EXERCISE
Go through the material below and copy each line where the word "companies" appears.

DATA SHOWN
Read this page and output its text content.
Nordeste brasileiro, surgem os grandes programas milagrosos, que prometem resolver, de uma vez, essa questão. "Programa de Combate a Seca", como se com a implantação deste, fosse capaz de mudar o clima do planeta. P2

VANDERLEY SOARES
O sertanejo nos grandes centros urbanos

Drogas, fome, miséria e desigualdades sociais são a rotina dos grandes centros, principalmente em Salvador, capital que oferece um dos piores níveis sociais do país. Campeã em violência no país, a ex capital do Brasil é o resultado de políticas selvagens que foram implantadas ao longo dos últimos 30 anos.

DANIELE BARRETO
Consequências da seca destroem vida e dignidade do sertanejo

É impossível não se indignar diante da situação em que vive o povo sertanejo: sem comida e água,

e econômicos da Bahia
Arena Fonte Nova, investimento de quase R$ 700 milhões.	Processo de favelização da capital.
==
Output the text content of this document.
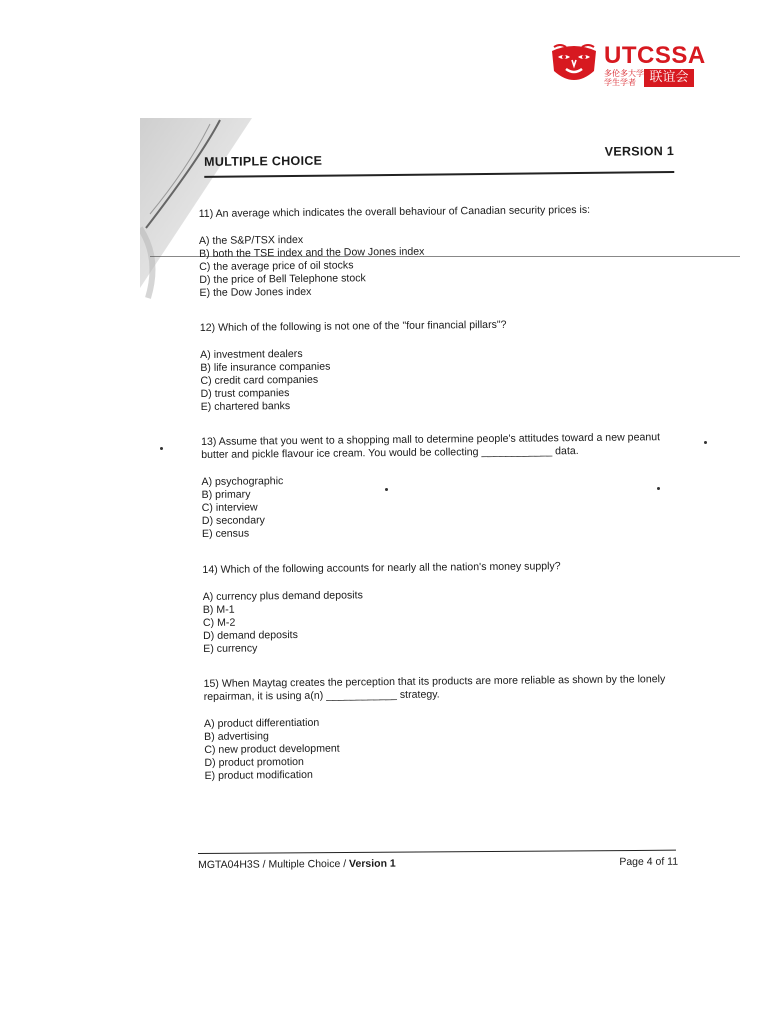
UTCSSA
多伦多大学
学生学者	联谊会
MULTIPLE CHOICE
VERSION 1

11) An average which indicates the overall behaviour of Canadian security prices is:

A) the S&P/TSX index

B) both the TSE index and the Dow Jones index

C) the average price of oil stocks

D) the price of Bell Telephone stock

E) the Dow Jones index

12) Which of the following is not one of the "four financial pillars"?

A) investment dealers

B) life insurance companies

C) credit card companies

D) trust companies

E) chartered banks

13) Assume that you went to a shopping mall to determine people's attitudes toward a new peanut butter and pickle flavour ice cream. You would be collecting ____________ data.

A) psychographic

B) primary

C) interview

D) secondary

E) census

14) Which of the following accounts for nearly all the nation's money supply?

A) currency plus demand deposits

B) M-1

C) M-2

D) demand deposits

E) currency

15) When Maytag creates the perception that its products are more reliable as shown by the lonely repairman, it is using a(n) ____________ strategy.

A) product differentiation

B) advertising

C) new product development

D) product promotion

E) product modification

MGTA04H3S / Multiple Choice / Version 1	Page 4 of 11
==
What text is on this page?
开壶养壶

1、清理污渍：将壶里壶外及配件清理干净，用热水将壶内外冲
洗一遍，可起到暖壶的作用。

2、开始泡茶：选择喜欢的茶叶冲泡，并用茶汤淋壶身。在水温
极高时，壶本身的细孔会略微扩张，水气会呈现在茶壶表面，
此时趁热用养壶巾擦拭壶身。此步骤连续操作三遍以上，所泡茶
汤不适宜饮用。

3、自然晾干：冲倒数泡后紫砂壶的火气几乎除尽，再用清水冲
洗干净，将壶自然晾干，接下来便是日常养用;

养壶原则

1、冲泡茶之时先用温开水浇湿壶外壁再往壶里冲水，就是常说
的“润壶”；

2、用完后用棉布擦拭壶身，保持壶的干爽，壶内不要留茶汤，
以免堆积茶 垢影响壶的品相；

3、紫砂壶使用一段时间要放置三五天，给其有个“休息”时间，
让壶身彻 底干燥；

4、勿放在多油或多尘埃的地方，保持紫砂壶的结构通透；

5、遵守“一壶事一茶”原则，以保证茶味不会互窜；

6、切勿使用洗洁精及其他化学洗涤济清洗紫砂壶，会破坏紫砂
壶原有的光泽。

RESPONSE TO THE EXERCISE
B) life insurance companies
C) credit card companies
D) trust companies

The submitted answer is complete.